Collect from the data below each line with "국가공무원법".

** start of RECORD EXTRACTS **

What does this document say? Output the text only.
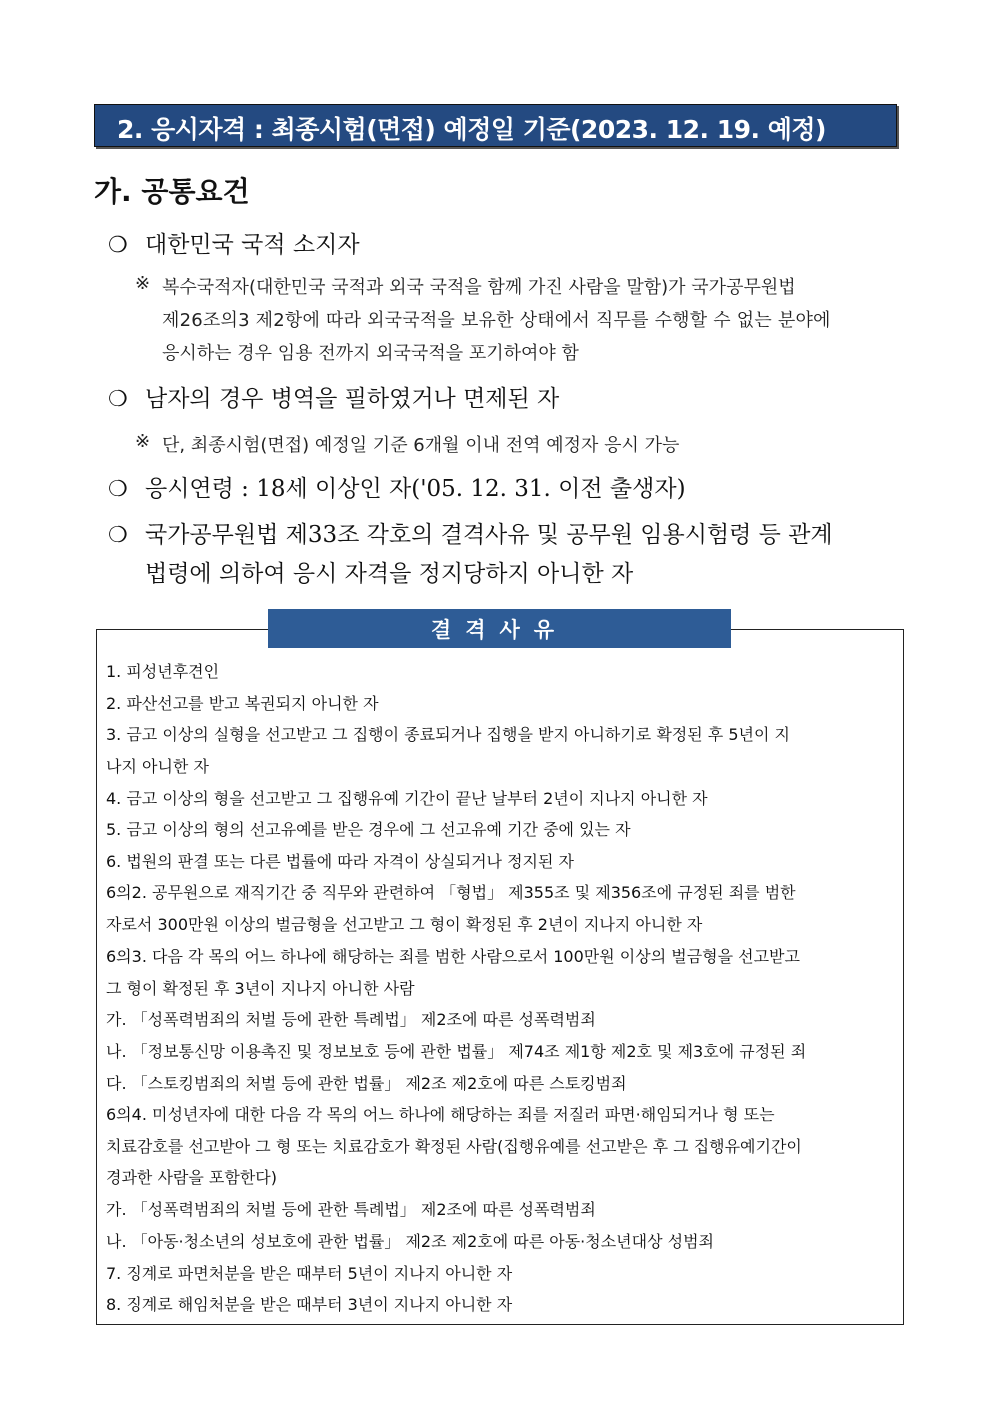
2. 응시자격 : 최종시험(면접) 예정일 기준(2023. 12. 19. 예정)
가. 공통요건
❍ 대한민국 국적 소지자
※ 복수국적자(대한민국 국적과 외국 국적을 함께 가진 사람을 말함)가 국가공무원법
제26조의3 제2항에 따라 외국국적을 보유한 상태에서 직무를 수행할 수 없는 분야에
응시하는 경우 임용 전까지 외국국적을 포기하여야 함
❍ 남자의 경우 병역을 필하였거나 면제된 자
※ 단, 최종시험(면접) 예정일 기준 6개월 이내 전역 예정자 응시 가능
❍ 응시연령 : 18세 이상인 자('05. 12. 31. 이전 출생자)
❍ 국가공무원법 제33조 각호의 결격사유 및 공무원 임용시험령 등 관계
법령에 의하여 응시 자격을 정지당하지 아니한 자
결격사유
1. 피성년후견인
2. 파산선고를 받고 복권되지 아니한 자
3. 금고 이상의 실형을 선고받고 그 집행이 종료되거나 집행을 받지 아니하기로 확정된 후 5년이 지
나지 아니한 자
4. 금고 이상의 형을 선고받고 그 집행유예 기간이 끝난 날부터 2년이 지나지 아니한 자
5. 금고 이상의 형의 선고유예를 받은 경우에 그 선고유예 기간 중에 있는 자
6. 법원의 판결 또는 다른 법률에 따라 자격이 상실되거나 정지된 자
6의2. 공무원으로 재직기간 중 직무와 관련하여 「형법」 제355조 및 제356조에 규정된 죄를 범한
자로서 300만원 이상의 벌금형을 선고받고 그 형이 확정된 후 2년이 지나지 아니한 자
6의3. 다음 각 목의 어느 하나에 해당하는 죄를 범한 사람으로서 100만원 이상의 벌금형을 선고받고
그 형이 확정된 후 3년이 지나지 아니한 사람
가. 「성폭력범죄의 처벌 등에 관한 특례법」 제2조에 따른 성폭력범죄
나. 「정보통신망 이용촉진 및 정보보호 등에 관한 법률」 제74조 제1항 제2호 및 제3호에 규정된 죄
다. 「스토킹범죄의 처벌 등에 관한 법률」 제2조 제2호에 따른 스토킹범죄
6의4. 미성년자에 대한 다음 각 목의 어느 하나에 해당하는 죄를 저질러 파면·해임되거나 형 또는
치료감호를 선고받아 그 형 또는 치료감호가 확정된 사람(집행유예를 선고받은 후 그 집행유예기간이
경과한 사람을 포함한다)
가. 「성폭력범죄의 처벌 등에 관한 특례법」 제2조에 따른 성폭력범죄
나. 「아동·청소년의 성보호에 관한 법률」 제2조 제2호에 따른 아동·청소년대상 성범죄
7. 징계로 파면처분을 받은 때부터 5년이 지나지 아니한 자
8. 징계로 해임처분을 받은 때부터 3년이 지나지 아니한 자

** end of RECORD EXTRACTS **

▸ **EXERCISE RESULT**
※ 복수국적자(대한민국 국적과 외국 국적을 함께 가진 사람을 말함)가 국가공무원법
❍ 국가공무원법 제33조 각호의 결격사유 및 공무원 임용시험령 등 관계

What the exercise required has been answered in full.